▶ [BRIEF] Write out each line beneath this one exactly as it reads.

(Dataset entries)
-------
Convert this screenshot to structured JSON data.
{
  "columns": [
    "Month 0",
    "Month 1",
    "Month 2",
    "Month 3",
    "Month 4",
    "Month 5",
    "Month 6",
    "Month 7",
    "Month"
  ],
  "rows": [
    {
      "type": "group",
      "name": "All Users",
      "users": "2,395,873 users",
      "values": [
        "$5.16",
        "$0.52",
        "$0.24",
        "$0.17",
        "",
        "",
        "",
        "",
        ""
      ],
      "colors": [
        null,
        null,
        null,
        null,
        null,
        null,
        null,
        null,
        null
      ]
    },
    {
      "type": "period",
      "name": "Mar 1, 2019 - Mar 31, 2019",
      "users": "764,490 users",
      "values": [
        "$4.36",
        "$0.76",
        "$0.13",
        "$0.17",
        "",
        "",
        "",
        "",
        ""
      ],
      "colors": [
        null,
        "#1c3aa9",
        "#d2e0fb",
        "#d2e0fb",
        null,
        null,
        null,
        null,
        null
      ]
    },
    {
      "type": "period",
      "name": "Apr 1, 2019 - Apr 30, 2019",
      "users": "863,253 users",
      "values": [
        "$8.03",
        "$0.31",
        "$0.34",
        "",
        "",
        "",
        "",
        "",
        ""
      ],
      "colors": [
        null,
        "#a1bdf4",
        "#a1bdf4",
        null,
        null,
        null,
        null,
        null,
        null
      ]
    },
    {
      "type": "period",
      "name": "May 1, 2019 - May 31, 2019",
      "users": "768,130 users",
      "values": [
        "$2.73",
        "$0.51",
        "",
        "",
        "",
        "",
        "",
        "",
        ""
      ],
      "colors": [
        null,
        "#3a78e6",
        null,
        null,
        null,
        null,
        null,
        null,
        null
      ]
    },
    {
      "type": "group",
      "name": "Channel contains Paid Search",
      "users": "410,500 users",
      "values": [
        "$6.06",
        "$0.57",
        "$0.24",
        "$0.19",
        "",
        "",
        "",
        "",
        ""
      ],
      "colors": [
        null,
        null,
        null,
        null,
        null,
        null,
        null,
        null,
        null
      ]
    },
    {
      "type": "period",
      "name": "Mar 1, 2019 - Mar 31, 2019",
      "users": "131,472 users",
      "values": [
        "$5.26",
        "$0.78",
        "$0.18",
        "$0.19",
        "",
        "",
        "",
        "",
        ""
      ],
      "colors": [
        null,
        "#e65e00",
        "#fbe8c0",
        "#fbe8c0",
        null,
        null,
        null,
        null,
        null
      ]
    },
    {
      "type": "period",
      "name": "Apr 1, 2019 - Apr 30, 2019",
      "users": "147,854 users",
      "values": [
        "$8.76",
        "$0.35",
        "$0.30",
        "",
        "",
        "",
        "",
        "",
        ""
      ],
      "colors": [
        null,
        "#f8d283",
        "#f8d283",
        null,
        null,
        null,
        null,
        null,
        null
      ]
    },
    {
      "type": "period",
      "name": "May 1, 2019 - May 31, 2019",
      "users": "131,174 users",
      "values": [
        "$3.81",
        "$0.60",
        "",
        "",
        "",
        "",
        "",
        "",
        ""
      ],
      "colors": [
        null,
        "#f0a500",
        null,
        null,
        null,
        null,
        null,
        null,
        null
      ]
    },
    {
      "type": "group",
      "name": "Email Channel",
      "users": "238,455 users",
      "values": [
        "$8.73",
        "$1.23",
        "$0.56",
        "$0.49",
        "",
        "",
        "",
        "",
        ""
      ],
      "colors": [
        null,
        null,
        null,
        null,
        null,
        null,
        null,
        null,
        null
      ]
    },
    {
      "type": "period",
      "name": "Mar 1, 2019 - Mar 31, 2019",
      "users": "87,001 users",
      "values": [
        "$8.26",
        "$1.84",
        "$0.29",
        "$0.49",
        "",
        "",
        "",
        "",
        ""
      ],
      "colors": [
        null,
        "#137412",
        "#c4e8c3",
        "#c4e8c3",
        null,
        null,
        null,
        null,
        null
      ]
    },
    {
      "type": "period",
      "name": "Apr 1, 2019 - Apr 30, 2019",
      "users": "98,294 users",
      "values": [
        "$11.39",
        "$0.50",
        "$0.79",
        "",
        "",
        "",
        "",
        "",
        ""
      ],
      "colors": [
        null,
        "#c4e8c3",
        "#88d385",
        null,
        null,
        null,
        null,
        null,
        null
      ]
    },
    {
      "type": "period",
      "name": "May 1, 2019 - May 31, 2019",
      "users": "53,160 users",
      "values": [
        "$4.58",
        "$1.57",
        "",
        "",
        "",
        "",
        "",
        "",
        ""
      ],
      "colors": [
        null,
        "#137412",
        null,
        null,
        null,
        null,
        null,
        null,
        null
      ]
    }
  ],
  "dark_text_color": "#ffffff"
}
-------
▶ [FULL RESPONSE]
Convert this screenshot to structured JSON data.
{
  "columns": [
    "Month 0",
    "Month 1",
    "Month 2",
    "Month 3",
    "Month 4",
    "Month 5",
    "Month 6",
    "Month 7",
    "Month"
  ],
  "rows": [
    {
      "type": "group",
      "name": "All Users",
      "users": "2,395,873 users",
      "values": [
        "$5.16",
        "$0.52",
        "$0.24",
        "$0.17",
        "",
        "",
        "",
        "",
        ""
      ],
      "colors": [
        null,
        null,
        null,
        null,
        null,
        null,
        null,
        null,
        null
      ]
    },
    {
      "type": "period",
      "name": "Mar 1, 2019 - Mar 31, 2019",
      "users": "764,490 users",
      "values": [
        "$4.36",
        "$0.76",
        "$0.13",
        "$0.17",
        "",
        "",
        "",
        "",
        ""
      ],
      "colors": [
        null,
        "#1c3aa9",
        "#d2e0fb",
        "#d2e0fb",
        null,
        null,
        null,
        null,
        null
      ]
    },
    {
      "type": "period",
      "name": "Apr 1, 2019 - Apr 30, 2019",
      "users": "863,253 users",
      "values": [
        "$8.03",
        "$0.31",
        "$0.34",
        "",
        "",
        "",
        "",
        "",
        ""
      ],
      "colors": [
        null,
        "#a1bdf4",
        "#a1bdf4",
        null,
        null,
        null,
        null,
        null,
        null
      ]
    },
    {
      "type": "period",
      "name": "May 1, 2019 - May 31, 2019",
      "users": "768,130 users",
      "values": [
        "$2.73",
        "$0.51",
        "",
        "",
        "",
        "",
        "",
        "",
        ""
      ],
      "colors": [
        null,
        "#3a78e6",
        null,
        null,
        null,
        null,
        null,
        null,
        null
      ]
    },
    {
      "type": "group",
      "name": "Channel contains Paid Search",
      "users": "410,500 users",
      "values": [
        "$6.06",
        "$0.57",
        "$0.24",
        "$0.19",
        "",
        "",
        "",
        "",
        ""
      ],
      "colors": [
        null,
        null,
        null,
        null,
        null,
        null,
        null,
        null,
        null
      ]
    },
    {
      "type": "period",
      "name": "Mar 1, 2019 - Mar 31, 2019",
      "users": "131,472 users",
      "values": [
        "$5.26",
        "$0.78",
        "$0.18",
        "$0.19",
        "",
        "",
        "",
        "",
        ""
      ],
      "colors": [
        null,
        "#e65e00",
        "#fbe8c0",
        "#fbe8c0",
        null,
        null,
        null,
        null,
        null
      ]
    },
    {
      "type": "period",
      "name": "Apr 1, 2019 - Apr 30, 2019",
      "users": "147,854 users",
      "values": [
        "$8.76",
        "$0.35",
        "$0.30",
        "",
        "",
        "",
        "",
        "",
        ""
      ],
      "colors": [
        null,
        "#f8d283",
        "#f8d283",
        null,
        null,
        null,
        null,
        null,
        null
      ]
    },
    {
      "type": "period",
      "name": "May 1, 2019 - May 31, 2019",
      "users": "131,174 users",
      "values": [
        "$3.81",
        "$0.60",
        "",
        "",
        "",
        "",
        "",
        "",
        ""
      ],
      "colors": [
        null,
        "#f0a500",
        null,
        null,
        null,
        null,
        null,
        null,
        null
      ]
    },
    {
      "type": "group",
      "name": "Email Channel",
      "users": "238,455 users",
      "values": [
        "$8.73",
        "$1.23",
        "$0.56",
        "$0.49",
        "",
        "",
        "",
        "",
        ""
      ],
      "colors": [
        null,
        null,
        null,
        null,
        null,
        null,
        null,
        null,
        null
      ]
    },
    {
      "type": "period",
      "name": "Mar 1, 2019 - Mar 31, 2019",
      "users": "87,001 users",
      "values": [
        "$8.26",
        "$1.84",
        "$0.29",
        "$0.49",
        "",
        "",
        "",
        "",
        ""
      ],
      "colors": [
        null,
        "#137412",
        "#c4e8c3",
        "#c4e8c3",
        null,
        null,
        null,
        null,
        null
      ]
    },
    {
      "type": "period",
      "name": "Apr 1, 2019 - Apr 30, 2019",
      "users": "98,294 users",
      "values": [
        "$11.39",
        "$0.50",
        "$0.79",
        "",
        "",
        "",
        "",
        "",
        ""
      ],
      "colors": [
        null,
        "#c4e8c3",
        "#88d385",
        null,
        null,
        null,
        null,
        null,
        null
      ]
    },
    {
      "type": "period",
      "name": "May 1, 2019 - May 31, 2019",
      "users": "53,160 users",
      "values": [
        "$4.58",
        "$1.57",
        "",
        "",
        "",
        "",
        "",
        "",
        ""
      ],
      "colors": [
        null,
        "#137412",
        null,
        null,
        null,
        null,
        null,
        null,
        null
      ]
    }
  ],
  "dark_text_color": "#ffffff"
}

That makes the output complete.